:: STATED TASK ::
Take the data that follows and retype it word for word.
____ RAW DATA
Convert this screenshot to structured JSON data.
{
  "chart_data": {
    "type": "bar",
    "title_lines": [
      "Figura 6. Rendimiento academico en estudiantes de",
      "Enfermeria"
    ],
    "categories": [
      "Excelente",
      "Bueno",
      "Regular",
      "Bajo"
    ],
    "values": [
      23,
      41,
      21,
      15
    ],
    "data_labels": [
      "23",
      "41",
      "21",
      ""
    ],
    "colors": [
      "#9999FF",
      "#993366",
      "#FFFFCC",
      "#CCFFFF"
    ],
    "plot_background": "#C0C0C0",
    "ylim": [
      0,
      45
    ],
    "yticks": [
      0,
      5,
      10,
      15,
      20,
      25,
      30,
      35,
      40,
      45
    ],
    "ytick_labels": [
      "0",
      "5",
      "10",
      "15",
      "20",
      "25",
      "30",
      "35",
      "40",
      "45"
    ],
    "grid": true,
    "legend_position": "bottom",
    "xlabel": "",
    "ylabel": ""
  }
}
________
:: OUTPUT OF THE TASK ::
Convert this screenshot to structured JSON data.
{
  "chart_data": {
    "type": "bar",
    "title_lines": [
      "Figura 6. Rendimiento academico en estudiantes de",
      "Enfermeria"
    ],
    "categories": [
      "Excelente",
      "Bueno",
      "Regular",
      "Bajo"
    ],
    "values": [
      23,
      41,
      21,
      15
    ],
    "data_labels": [
      "23",
      "41",
      "21",
      ""
    ],
    "colors": [
      "#9999FF",
      "#993366",
      "#FFFFCC",
      "#CCFFFF"
    ],
    "plot_background": "#C0C0C0",
    "ylim": [
      0,
      45
    ],
    "yticks": [
      0,
      5,
      10,
      15,
      20,
      25,
      30,
      35,
      40,
      45
    ],
    "ytick_labels": [
      "0",
      "5",
      "10",
      "15",
      "20",
      "25",
      "30",
      "35",
      "40",
      "45"
    ],
    "grid": true,
    "legend_position": "bottom",
    "xlabel": "",
    "ylabel": ""
  }
}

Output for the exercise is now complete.